[Start of Items]
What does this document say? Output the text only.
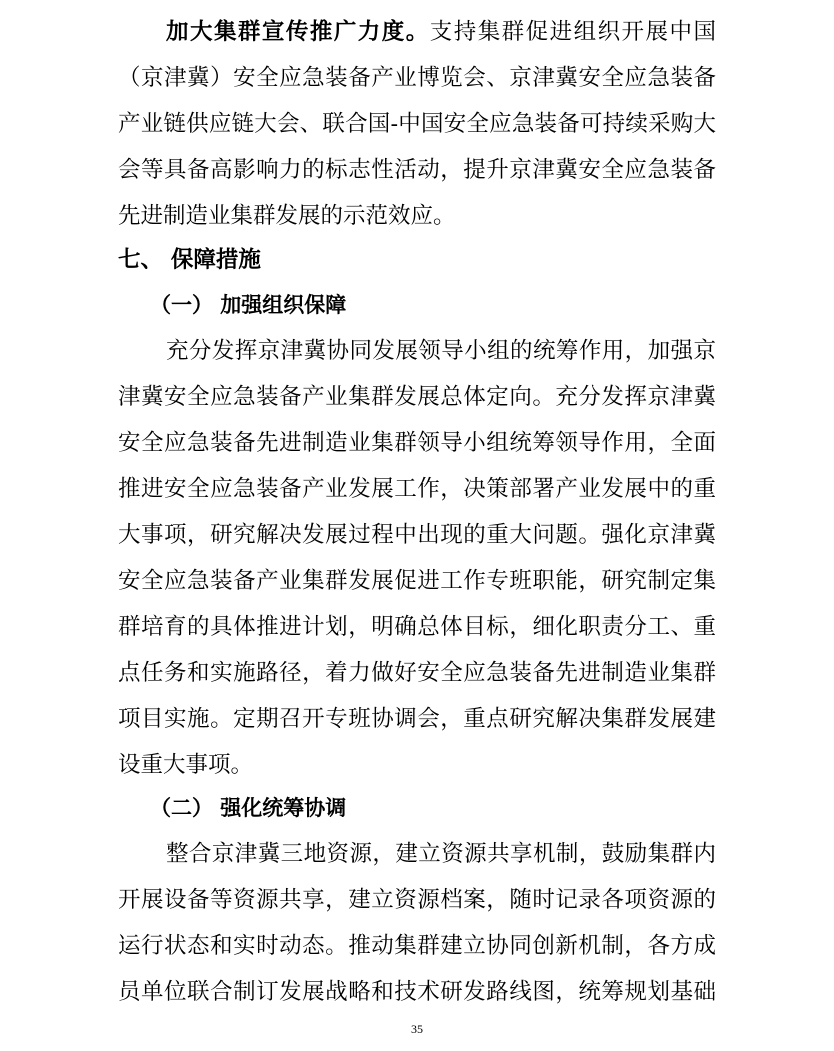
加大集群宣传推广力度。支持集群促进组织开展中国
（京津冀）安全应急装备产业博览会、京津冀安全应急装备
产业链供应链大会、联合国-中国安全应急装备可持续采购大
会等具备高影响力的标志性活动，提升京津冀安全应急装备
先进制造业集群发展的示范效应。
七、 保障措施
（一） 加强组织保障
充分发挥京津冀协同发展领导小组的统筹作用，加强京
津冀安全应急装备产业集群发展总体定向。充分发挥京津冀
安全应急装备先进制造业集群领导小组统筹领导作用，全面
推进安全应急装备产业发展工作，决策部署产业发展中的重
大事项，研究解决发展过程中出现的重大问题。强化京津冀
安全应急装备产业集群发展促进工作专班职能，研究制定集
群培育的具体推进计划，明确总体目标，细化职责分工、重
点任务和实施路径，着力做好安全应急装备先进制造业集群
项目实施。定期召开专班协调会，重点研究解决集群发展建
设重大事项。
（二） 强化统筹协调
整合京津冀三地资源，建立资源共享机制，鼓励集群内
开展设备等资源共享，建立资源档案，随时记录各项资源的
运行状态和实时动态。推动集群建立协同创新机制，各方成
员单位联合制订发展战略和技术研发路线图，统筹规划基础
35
[End of Items]
Task brief.
Reproduce the records above exactly, leaving out every picture they contain.

Solution for this task.
What does this document say? Output the text only.
加大集群宣传推广力度。支持集群促进组织开展中国
（京津冀）安全应急装备产业博览会、京津冀安全应急装备
产业链供应链大会、联合国-中国安全应急装备可持续采购大
会等具备高影响力的标志性活动，提升京津冀安全应急装备
先进制造业集群发展的示范效应。
七、 保障措施
（一） 加强组织保障
充分发挥京津冀协同发展领导小组的统筹作用，加强京
津冀安全应急装备产业集群发展总体定向。充分发挥京津冀
安全应急装备先进制造业集群领导小组统筹领导作用，全面
推进安全应急装备产业发展工作，决策部署产业发展中的重
大事项，研究解决发展过程中出现的重大问题。强化京津冀
安全应急装备产业集群发展促进工作专班职能，研究制定集
群培育的具体推进计划，明确总体目标，细化职责分工、重
点任务和实施路径，着力做好安全应急装备先进制造业集群
项目实施。定期召开专班协调会，重点研究解决集群发展建
设重大事项。
（二） 强化统筹协调
整合京津冀三地资源，建立资源共享机制，鼓励集群内
开展设备等资源共享，建立资源档案，随时记录各项资源的
运行状态和实时动态。推动集群建立协同创新机制，各方成
员单位联合制订发展战略和技术研发路线图，统筹规划基础
35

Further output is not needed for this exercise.